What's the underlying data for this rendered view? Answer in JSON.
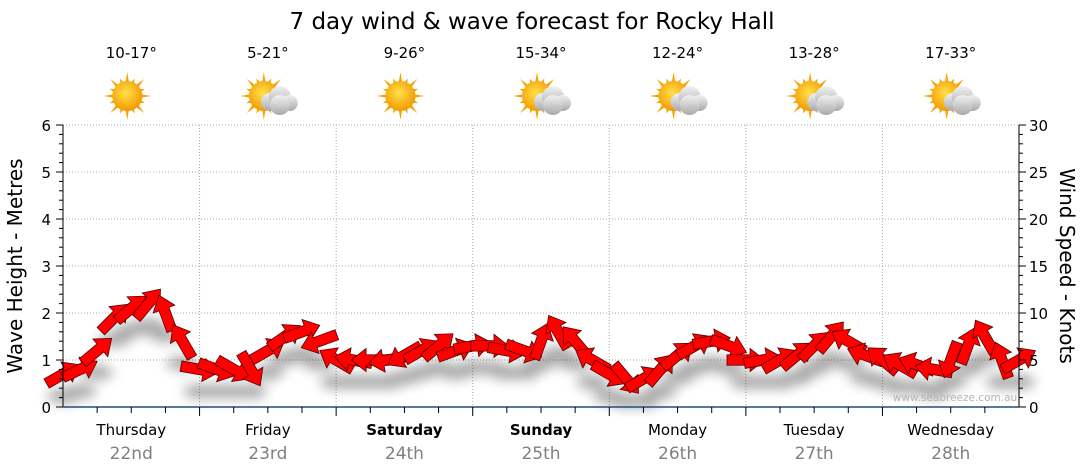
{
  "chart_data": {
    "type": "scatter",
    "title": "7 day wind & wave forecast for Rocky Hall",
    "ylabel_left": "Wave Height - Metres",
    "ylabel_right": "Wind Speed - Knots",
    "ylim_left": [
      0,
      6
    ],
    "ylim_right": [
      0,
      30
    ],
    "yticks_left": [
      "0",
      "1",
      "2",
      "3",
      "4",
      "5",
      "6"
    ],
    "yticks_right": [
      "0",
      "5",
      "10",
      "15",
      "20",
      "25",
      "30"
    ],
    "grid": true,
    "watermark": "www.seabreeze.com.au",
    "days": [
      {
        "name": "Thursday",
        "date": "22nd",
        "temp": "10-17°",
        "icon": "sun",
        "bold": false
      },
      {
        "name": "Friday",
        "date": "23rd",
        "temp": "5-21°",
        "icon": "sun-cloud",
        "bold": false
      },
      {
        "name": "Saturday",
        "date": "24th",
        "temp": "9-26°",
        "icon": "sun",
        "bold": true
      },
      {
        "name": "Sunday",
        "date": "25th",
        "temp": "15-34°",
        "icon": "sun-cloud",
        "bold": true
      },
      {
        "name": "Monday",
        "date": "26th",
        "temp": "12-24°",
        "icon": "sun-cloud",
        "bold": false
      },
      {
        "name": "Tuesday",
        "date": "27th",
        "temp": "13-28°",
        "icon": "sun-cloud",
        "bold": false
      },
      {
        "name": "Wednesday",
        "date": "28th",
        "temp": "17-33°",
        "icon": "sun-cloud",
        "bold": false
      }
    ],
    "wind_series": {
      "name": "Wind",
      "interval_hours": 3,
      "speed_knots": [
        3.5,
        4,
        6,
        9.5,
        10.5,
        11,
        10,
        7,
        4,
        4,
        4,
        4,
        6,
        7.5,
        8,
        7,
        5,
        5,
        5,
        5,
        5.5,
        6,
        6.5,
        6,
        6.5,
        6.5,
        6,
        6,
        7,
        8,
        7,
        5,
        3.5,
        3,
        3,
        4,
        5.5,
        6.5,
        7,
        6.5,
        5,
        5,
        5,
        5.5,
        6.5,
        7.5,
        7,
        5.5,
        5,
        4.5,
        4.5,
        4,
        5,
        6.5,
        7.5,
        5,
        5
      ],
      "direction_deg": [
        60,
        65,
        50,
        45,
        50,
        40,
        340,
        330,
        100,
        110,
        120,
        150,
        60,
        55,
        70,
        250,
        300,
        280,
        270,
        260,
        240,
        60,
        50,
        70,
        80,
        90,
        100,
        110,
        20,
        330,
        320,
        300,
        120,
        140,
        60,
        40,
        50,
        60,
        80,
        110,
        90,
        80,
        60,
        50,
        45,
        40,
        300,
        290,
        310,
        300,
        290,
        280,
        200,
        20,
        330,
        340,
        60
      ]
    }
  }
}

:::::

Your goal:
Reproduce the entries exactly. Do not carry over any picture.

Output for this exercise:
What's the underlying data for this rendered view? Answer in JSON.
{
  "chart_data": {
    "type": "scatter",
    "title": "7 day wind & wave forecast for Rocky Hall",
    "ylabel_left": "Wave Height - Metres",
    "ylabel_right": "Wind Speed - Knots",
    "ylim_left": [
      0,
      6
    ],
    "ylim_right": [
      0,
      30
    ],
    "yticks_left": [
      "0",
      "1",
      "2",
      "3",
      "4",
      "5",
      "6"
    ],
    "yticks_right": [
      "0",
      "5",
      "10",
      "15",
      "20",
      "25",
      "30"
    ],
    "grid": true,
    "watermark": "www.seabreeze.com.au",
    "days": [
      {
        "name": "Thursday",
        "date": "22nd",
        "temp": "10-17°",
        "icon": "sun",
        "bold": false
      },
      {
        "name": "Friday",
        "date": "23rd",
        "temp": "5-21°",
        "icon": "sun-cloud",
        "bold": false
      },
      {
        "name": "Saturday",
        "date": "24th",
        "temp": "9-26°",
        "icon": "sun",
        "bold": true
      },
      {
        "name": "Sunday",
        "date": "25th",
        "temp": "15-34°",
        "icon": "sun-cloud",
        "bold": true
      },
      {
        "name": "Monday",
        "date": "26th",
        "temp": "12-24°",
        "icon": "sun-cloud",
        "bold": false
      },
      {
        "name": "Tuesday",
        "date": "27th",
        "temp": "13-28°",
        "icon": "sun-cloud",
        "bold": false
      },
      {
        "name": "Wednesday",
        "date": "28th",
        "temp": "17-33°",
        "icon": "sun-cloud",
        "bold": false
      }
    ],
    "wind_series": {
      "name": "Wind",
      "interval_hours": 3,
      "speed_knots": [
        3.5,
        4,
        6,
        9.5,
        10.5,
        11,
        10,
        7,
        4,
        4,
        4,
        4,
        6,
        7.5,
        8,
        7,
        5,
        5,
        5,
        5,
        5.5,
        6,
        6.5,
        6,
        6.5,
        6.5,
        6,
        6,
        7,
        8,
        7,
        5,
        3.5,
        3,
        3,
        4,
        5.5,
        6.5,
        7,
        6.5,
        5,
        5,
        5,
        5.5,
        6.5,
        7.5,
        7,
        5.5,
        5,
        4.5,
        4.5,
        4,
        5,
        6.5,
        7.5,
        5,
        5
      ],
      "direction_deg": [
        60,
        65,
        50,
        45,
        50,
        40,
        340,
        330,
        100,
        110,
        120,
        150,
        60,
        55,
        70,
        250,
        300,
        280,
        270,
        260,
        240,
        60,
        50,
        70,
        80,
        90,
        100,
        110,
        20,
        330,
        320,
        300,
        120,
        140,
        60,
        40,
        50,
        60,
        80,
        110,
        90,
        80,
        60,
        50,
        45,
        40,
        300,
        290,
        310,
        300,
        290,
        280,
        200,
        20,
        330,
        340,
        60
      ]
    }
  }
}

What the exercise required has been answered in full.